Set down, in full, every record in the block.
>> START Provided data
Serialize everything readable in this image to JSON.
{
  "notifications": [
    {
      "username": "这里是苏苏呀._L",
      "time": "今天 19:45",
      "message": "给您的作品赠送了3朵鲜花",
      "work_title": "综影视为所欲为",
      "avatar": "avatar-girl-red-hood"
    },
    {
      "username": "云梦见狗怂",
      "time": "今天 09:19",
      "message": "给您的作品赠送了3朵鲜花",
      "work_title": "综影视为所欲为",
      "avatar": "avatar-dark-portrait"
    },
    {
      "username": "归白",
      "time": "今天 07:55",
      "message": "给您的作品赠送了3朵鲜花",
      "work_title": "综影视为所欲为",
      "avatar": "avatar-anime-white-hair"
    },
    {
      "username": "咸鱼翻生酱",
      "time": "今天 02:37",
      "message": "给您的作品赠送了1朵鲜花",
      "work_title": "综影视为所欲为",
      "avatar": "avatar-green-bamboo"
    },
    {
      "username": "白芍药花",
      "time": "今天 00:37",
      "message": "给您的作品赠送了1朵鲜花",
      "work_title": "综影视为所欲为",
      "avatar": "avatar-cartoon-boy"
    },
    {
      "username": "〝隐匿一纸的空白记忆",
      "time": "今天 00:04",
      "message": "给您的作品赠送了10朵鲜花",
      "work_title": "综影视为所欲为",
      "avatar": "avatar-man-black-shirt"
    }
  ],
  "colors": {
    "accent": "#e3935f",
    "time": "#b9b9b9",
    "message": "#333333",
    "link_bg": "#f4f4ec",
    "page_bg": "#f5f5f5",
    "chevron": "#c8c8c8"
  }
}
>> END Provided data
• _Final result_:
Serialize everything readable in this image to JSON.
{
  "notifications": [
    {
      "username": "这里是苏苏呀._L",
      "time": "今天 19:45",
      "message": "给您的作品赠送了3朵鲜花",
      "work_title": "综影视为所欲为",
      "avatar": "avatar-girl-red-hood"
    },
    {
      "username": "云梦见狗怂",
      "time": "今天 09:19",
      "message": "给您的作品赠送了3朵鲜花",
      "work_title": "综影视为所欲为",
      "avatar": "avatar-dark-portrait"
    },
    {
      "username": "归白",
      "time": "今天 07:55",
      "message": "给您的作品赠送了3朵鲜花",
      "work_title": "综影视为所欲为",
      "avatar": "avatar-anime-white-hair"
    },
    {
      "username": "咸鱼翻生酱",
      "time": "今天 02:37",
      "message": "给您的作品赠送了1朵鲜花",
      "work_title": "综影视为所欲为",
      "avatar": "avatar-green-bamboo"
    },
    {
      "username": "白芍药花",
      "time": "今天 00:37",
      "message": "给您的作品赠送了1朵鲜花",
      "work_title": "综影视为所欲为",
      "avatar": "avatar-cartoon-boy"
    },
    {
      "username": "〝隐匿一纸的空白记忆",
      "time": "今天 00:04",
      "message": "给您的作品赠送了10朵鲜花",
      "work_title": "综影视为所欲为",
      "avatar": "avatar-man-black-shirt"
    }
  ],
  "colors": {
    "accent": "#e3935f",
    "time": "#b9b9b9",
    "message": "#333333",
    "link_bg": "#f4f4ec",
    "page_bg": "#f5f5f5",
    "chevron": "#c8c8c8"
  }
}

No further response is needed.